#### PROBLEM STATEMENT:
Search the listing for "name" and copy every line where it appears.
:: ENTRIES PROVIDED
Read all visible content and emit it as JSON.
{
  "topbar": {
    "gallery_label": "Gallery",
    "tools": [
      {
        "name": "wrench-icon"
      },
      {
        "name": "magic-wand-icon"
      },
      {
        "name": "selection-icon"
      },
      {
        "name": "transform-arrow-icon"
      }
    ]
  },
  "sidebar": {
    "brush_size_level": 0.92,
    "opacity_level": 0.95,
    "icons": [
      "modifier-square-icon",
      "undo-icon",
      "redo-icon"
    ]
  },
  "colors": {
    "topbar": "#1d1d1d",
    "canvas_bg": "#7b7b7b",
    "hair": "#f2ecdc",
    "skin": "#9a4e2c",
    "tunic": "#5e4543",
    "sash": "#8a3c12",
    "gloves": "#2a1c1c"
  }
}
::::
#### TASK OUTPUT:
        "name": "wrench-icon"
        "name": "magic-wand-icon"
        "name": "selection-icon"
        "name": "transform-arrow-icon"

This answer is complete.